Output the material below in full, exactly as it is.

* Begin Material supplied *

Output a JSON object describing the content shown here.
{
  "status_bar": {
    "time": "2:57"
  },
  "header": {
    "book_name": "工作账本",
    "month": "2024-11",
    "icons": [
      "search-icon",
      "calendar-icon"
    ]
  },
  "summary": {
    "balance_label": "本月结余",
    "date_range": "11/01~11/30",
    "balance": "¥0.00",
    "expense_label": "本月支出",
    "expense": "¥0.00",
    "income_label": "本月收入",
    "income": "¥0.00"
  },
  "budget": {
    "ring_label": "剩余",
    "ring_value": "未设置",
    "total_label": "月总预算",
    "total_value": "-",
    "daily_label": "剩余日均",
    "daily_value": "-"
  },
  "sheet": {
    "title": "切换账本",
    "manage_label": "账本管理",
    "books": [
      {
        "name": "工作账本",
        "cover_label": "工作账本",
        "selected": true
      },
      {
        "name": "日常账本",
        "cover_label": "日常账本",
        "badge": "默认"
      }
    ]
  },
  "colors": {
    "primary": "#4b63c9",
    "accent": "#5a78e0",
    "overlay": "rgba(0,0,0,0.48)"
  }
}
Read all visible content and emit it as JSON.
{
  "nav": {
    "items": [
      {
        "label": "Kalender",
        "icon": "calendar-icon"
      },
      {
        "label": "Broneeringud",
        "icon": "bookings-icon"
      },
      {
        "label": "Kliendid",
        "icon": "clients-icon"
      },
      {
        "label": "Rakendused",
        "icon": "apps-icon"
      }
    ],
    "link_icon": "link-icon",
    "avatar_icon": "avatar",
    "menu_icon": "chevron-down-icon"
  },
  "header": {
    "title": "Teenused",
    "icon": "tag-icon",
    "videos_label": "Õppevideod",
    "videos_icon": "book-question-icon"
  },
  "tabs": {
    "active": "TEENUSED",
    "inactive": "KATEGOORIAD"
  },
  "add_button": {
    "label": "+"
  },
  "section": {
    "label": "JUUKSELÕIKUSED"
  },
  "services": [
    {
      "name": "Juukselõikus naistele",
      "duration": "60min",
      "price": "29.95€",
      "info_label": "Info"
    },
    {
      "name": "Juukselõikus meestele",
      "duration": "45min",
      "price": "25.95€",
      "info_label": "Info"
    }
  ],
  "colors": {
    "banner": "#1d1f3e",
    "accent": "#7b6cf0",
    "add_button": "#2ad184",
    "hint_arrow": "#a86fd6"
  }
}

* End Material supplied *

▶ [Expected answer]
Output a JSON object describing the content shown here.
{
  "status_bar": {
    "time": "2:57"
  },
  "header": {
    "book_name": "工作账本",
    "month": "2024-11",
    "icons": [
      "search-icon",
      "calendar-icon"
    ]
  },
  "summary": {
    "balance_label": "本月结余",
    "date_range": "11/01~11/30",
    "balance": "¥0.00",
    "expense_label": "本月支出",
    "expense": "¥0.00",
    "income_label": "本月收入",
    "income": "¥0.00"
  },
  "budget": {
    "ring_label": "剩余",
    "ring_value": "未设置",
    "total_label": "月总预算",
    "total_value": "-",
    "daily_label": "剩余日均",
    "daily_value": "-"
  },
  "sheet": {
    "title": "切换账本",
    "manage_label": "账本管理",
    "books": [
      {
        "name": "工作账本",
        "cover_label": "工作账本",
        "selected": true
      },
      {
        "name": "日常账本",
        "cover_label": "日常账本",
        "badge": "默认"
      }
    ]
  },
  "colors": {
    "primary": "#4b63c9",
    "accent": "#5a78e0",
    "overlay": "rgba(0,0,0,0.48)"
  }
}
Read all visible content and emit it as JSON.
{
  "nav": {
    "items": [
      {
        "label": "Kalender",
        "icon": "calendar-icon"
      },
      {
        "label": "Broneeringud",
        "icon": "bookings-icon"
      },
      {
        "label": "Kliendid",
        "icon": "clients-icon"
      },
      {
        "label": "Rakendused",
        "icon": "apps-icon"
      }
    ],
    "link_icon": "link-icon",
    "avatar_icon": "avatar",
    "menu_icon": "chevron-down-icon"
  },
  "header": {
    "title": "Teenused",
    "icon": "tag-icon",
    "videos_label": "Õppevideod",
    "videos_icon": "book-question-icon"
  },
  "tabs": {
    "active": "TEENUSED",
    "inactive": "KATEGOORIAD"
  },
  "add_button": {
    "label": "+"
  },
  "section": {
    "label": "JUUKSELÕIKUSED"
  },
  "services": [
    {
      "name": "Juukselõikus naistele",
      "duration": "60min",
      "price": "29.95€",
      "info_label": "Info"
    },
    {
      "name": "Juukselõikus meestele",
      "duration": "45min",
      "price": "25.95€",
      "info_label": "Info"
    }
  ],
  "colors": {
    "banner": "#1d1f3e",
    "accent": "#7b6cf0",
    "add_button": "#2ad184",
    "hint_arrow": "#a86fd6"
  }
}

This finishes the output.